- **Instrucciones**: Transcribe tal cual el fragmento del texto sobre la covidianidad que va de "Por Luis Córdova" a "144,302 contagios confirmados.", ambos incluidos.

- **Documento fuente**:

——

Por Luis Córdova
Durante
gran parte del año el neologismo “covidianidad” se abrió paso de manera urgente
y pasó a protagonizar notas y conversaciones,
aludiendo a los cambios que en la vida cotidiana iba imponiendo la
pandemia del covid-19.
Ha
llegado diciembre y seguimos contando muertos. El liderazgo político global se
solaza en que las defunciones no han sobrepasado las estimaciones, un argumento
pueril pues esas proyecciones se hicieron cuando la incertidumbre era mayor que
el miedo.
Durante
los nueve meses que llevamos repitiendo medidas y alentándonos con fake news, la
pandemia en el país suma unos 2,333 muertes y 144,302 contagios confirmados.

——

- **Datos a examinar**:
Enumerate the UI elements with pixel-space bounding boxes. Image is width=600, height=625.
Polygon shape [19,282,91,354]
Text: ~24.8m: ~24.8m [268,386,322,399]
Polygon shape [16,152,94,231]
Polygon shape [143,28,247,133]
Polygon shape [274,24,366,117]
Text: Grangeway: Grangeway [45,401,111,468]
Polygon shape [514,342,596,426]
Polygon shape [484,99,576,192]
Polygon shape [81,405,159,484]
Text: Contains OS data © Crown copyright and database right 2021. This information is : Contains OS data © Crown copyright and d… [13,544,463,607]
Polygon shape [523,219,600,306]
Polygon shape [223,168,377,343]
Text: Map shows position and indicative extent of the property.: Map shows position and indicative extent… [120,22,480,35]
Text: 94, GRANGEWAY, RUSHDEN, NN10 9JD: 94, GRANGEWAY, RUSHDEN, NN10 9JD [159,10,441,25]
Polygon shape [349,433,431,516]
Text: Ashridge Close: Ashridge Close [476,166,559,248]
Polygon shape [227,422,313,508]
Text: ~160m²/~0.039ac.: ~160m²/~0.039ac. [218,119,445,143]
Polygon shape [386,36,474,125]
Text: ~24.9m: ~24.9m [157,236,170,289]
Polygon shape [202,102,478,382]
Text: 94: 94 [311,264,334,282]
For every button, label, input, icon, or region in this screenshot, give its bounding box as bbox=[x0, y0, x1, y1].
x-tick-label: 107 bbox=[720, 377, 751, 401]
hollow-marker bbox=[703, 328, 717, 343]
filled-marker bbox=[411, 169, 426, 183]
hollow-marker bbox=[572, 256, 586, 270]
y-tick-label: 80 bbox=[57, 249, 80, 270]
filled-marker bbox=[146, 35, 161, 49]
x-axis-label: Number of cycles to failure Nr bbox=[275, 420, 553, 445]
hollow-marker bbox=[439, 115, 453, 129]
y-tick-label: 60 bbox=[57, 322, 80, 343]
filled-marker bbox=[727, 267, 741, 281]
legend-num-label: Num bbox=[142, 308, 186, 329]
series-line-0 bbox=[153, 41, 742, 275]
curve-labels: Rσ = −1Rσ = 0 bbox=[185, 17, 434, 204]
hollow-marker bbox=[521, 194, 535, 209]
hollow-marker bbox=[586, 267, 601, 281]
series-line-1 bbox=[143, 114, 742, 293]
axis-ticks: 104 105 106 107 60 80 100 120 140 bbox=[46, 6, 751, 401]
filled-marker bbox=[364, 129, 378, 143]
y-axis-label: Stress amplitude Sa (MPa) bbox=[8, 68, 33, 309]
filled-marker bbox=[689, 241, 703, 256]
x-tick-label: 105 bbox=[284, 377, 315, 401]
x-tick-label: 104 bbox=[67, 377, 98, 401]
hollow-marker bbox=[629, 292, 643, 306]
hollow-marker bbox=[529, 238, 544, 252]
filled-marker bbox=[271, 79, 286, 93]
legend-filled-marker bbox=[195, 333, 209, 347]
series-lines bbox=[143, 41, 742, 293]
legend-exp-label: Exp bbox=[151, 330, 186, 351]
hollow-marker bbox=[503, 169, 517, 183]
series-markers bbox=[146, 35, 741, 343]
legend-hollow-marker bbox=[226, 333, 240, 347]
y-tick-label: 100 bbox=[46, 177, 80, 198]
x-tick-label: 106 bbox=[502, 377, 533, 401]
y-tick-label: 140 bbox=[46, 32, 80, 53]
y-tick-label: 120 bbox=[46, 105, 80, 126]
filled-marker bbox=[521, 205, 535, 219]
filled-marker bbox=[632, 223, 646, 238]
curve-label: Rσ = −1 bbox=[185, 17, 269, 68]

——

- **Respuesta**:
Por Luis Córdova
Durante
gran parte del año el neologismo “covidianidad” se abrió paso de manera urgente
y pasó a protagonizar notas y conversaciones,
aludiendo a los cambios que en la vida cotidiana iba imponiendo la
pandemia del covid-19.
Ha
llegado diciembre y seguimos contando muertos. El liderazgo político global se
solaza en que las defunciones no han sobrepasado las estimaciones, un argumento
pueril pues esas proyecciones se hicieron cuando la incertidumbre era mayor que
el miedo.
Durante
los nueve meses que llevamos repitiendo medidas y alentándonos con fake news, la
pandemia en el país suma unos 2,333 muertes y 144,302 contagios confirmados.